- _What is asked_: Your task is to write out the complete listing exactly as it is shown.

— start Exercise material —

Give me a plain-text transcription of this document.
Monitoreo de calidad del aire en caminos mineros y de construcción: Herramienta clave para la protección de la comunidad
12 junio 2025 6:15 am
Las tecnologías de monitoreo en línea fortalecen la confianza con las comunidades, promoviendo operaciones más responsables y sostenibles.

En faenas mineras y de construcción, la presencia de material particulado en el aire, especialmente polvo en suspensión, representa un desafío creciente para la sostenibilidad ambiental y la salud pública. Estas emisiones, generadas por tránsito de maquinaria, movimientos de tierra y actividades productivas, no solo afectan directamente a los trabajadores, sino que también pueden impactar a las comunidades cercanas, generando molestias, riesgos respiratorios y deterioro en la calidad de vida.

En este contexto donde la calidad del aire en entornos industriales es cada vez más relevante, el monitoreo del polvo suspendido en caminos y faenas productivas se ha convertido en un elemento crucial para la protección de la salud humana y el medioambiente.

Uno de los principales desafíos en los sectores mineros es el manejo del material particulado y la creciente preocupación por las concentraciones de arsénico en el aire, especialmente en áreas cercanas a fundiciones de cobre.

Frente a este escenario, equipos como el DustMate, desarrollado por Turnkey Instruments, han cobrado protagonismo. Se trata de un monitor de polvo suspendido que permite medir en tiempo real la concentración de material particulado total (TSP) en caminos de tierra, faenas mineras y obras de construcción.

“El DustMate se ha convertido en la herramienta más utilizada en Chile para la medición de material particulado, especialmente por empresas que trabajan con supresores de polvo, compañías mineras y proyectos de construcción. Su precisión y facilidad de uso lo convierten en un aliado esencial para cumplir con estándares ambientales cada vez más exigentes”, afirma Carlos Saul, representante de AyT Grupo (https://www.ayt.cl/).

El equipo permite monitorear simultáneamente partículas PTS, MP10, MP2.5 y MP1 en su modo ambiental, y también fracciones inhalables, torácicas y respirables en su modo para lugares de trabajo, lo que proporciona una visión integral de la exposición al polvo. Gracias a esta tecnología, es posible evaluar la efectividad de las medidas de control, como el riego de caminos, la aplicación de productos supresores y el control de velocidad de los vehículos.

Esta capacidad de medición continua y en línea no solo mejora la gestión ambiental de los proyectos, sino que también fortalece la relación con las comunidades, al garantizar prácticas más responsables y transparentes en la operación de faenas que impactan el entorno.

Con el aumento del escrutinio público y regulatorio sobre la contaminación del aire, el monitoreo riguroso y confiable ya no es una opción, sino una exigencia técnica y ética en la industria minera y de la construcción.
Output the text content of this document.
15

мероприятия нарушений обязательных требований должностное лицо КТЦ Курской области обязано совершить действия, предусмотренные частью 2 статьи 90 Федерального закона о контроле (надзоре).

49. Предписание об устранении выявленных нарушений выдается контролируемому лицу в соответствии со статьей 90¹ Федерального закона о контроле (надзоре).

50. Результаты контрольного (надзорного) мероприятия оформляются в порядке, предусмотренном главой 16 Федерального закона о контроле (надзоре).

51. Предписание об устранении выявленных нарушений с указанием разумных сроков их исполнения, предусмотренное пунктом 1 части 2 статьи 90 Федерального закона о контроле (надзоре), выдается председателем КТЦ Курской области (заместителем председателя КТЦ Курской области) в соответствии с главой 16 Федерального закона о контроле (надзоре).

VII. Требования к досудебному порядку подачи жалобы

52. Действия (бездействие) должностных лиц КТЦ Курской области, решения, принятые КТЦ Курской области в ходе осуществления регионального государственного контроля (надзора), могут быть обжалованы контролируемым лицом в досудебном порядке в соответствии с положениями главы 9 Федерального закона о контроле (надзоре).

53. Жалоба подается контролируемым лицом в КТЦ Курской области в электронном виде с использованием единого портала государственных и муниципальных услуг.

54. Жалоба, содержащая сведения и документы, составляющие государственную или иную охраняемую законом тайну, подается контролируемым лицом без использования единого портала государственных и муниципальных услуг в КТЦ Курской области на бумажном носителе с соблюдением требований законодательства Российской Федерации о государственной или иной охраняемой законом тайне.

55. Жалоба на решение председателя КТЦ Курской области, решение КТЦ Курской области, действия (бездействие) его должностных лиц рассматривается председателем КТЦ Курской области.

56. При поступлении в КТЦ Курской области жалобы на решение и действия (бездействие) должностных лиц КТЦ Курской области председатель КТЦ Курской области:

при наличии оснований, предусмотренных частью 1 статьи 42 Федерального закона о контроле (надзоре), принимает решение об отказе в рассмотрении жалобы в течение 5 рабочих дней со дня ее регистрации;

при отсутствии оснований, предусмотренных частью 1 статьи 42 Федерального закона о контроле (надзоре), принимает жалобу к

— end Exercise material —

- _Output for this exercise_:
Give me a plain-text transcription of this document.
Monitoreo de calidad del aire en caminos mineros y de construcción: Herramienta clave para la protección de la comunidad
12 junio 2025 6:15 am
Las tecnologías de monitoreo en línea fortalecen la confianza con las comunidades, promoviendo operaciones más responsables y sostenibles.

En faenas mineras y de construcción, la presencia de material particulado en el aire, especialmente polvo en suspensión, representa un desafío creciente para la sostenibilidad ambiental y la salud pública. Estas emisiones, generadas por tránsito de maquinaria, movimientos de tierra y actividades productivas, no solo afectan directamente a los trabajadores, sino que también pueden impactar a las comunidades cercanas, generando molestias, riesgos respiratorios y deterioro en la calidad de vida.

En este contexto donde la calidad del aire en entornos industriales es cada vez más relevante, el monitoreo del polvo suspendido en caminos y faenas productivas se ha convertido en un elemento crucial para la protección de la salud humana y el medioambiente.

Uno de los principales desafíos en los sectores mineros es el manejo del material particulado y la creciente preocupación por las concentraciones de arsénico en el aire, especialmente en áreas cercanas a fundiciones de cobre.

Frente a este escenario, equipos como el DustMate, desarrollado por Turnkey Instruments, han cobrado protagonismo. Se trata de un monitor de polvo suspendido que permite medir en tiempo real la concentración de material particulado total (TSP) en caminos de tierra, faenas mineras y obras de construcción.

“El DustMate se ha convertido en la herramienta más utilizada en Chile para la medición de material particulado, especialmente por empresas que trabajan con supresores de polvo, compañías mineras y proyectos de construcción. Su precisión y facilidad de uso lo convierten en un aliado esencial para cumplir con estándares ambientales cada vez más exigentes”, afirma Carlos Saul, representante de AyT Grupo (https://www.ayt.cl/).

El equipo permite monitorear simultáneamente partículas PTS, MP10, MP2.5 y MP1 en su modo ambiental, y también fracciones inhalables, torácicas y respirables en su modo para lugares de trabajo, lo que proporciona una visión integral de la exposición al polvo. Gracias a esta tecnología, es posible evaluar la efectividad de las medidas de control, como el riego de caminos, la aplicación de productos supresores y el control de velocidad de los vehículos.

Esta capacidad de medición continua y en línea no solo mejora la gestión ambiental de los proyectos, sino que también fortalece la relación con las comunidades, al garantizar prácticas más responsables y transparentes en la operación de faenas que impactan el entorno.

Con el aumento del escrutinio público y regulatorio sobre la contaminación del aire, el monitoreo riguroso y confiable ya no es una opción, sino una exigencia técnica y ética en la industria minera y de la construcción.
Output the text content of this document.
15

мероприятия нарушений обязательных требований должностное лицо КТЦ Курской области обязано совершить действия, предусмотренные частью 2 статьи 90 Федерального закона о контроле (надзоре).

49. Предписание об устранении выявленных нарушений выдается контролируемому лицу в соответствии со статьей 90¹ Федерального закона о контроле (надзоре).

50. Результаты контрольного (надзорного) мероприятия оформляются в порядке, предусмотренном главой 16 Федерального закона о контроле (надзоре).

51. Предписание об устранении выявленных нарушений с указанием разумных сроков их исполнения, предусмотренное пунктом 1 части 2 статьи 90 Федерального закона о контроле (надзоре), выдается председателем КТЦ Курской области (заместителем председателя КТЦ Курской области) в соответствии с главой 16 Федерального закона о контроле (надзоре).

VII. Требования к досудебному порядку подачи жалобы

52. Действия (бездействие) должностных лиц КТЦ Курской области, решения, принятые КТЦ Курской области в ходе осуществления регионального государственного контроля (надзора), могут быть обжалованы контролируемым лицом в досудебном порядке в соответствии с положениями главы 9 Федерального закона о контроле (надзоре).

53. Жалоба подается контролируемым лицом в КТЦ Курской области в электронном виде с использованием единого портала государственных и муниципальных услуг.

54. Жалоба, содержащая сведения и документы, составляющие государственную или иную охраняемую законом тайну, подается контролируемым лицом без использования единого портала государственных и муниципальных услуг в КТЦ Курской области на бумажном носителе с соблюдением требований законодательства Российской Федерации о государственной или иной охраняемой законом тайне.

55. Жалоба на решение председателя КТЦ Курской области, решение КТЦ Курской области, действия (бездействие) его должностных лиц рассматривается председателем КТЦ Курской области.

56. При поступлении в КТЦ Курской области жалобы на решение и действия (бездействие) должностных лиц КТЦ Курской области председатель КТЦ Курской области:

при наличии оснований, предусмотренных частью 1 статьи 42 Федерального закона о контроле (надзоре), принимает решение об отказе в рассмотрении жалобы в течение 5 рабочих дней со дня ее регистрации;

при отсутствии оснований, предусмотренных частью 1 статьи 42 Федерального закона о контроле (надзоре), принимает жалобу к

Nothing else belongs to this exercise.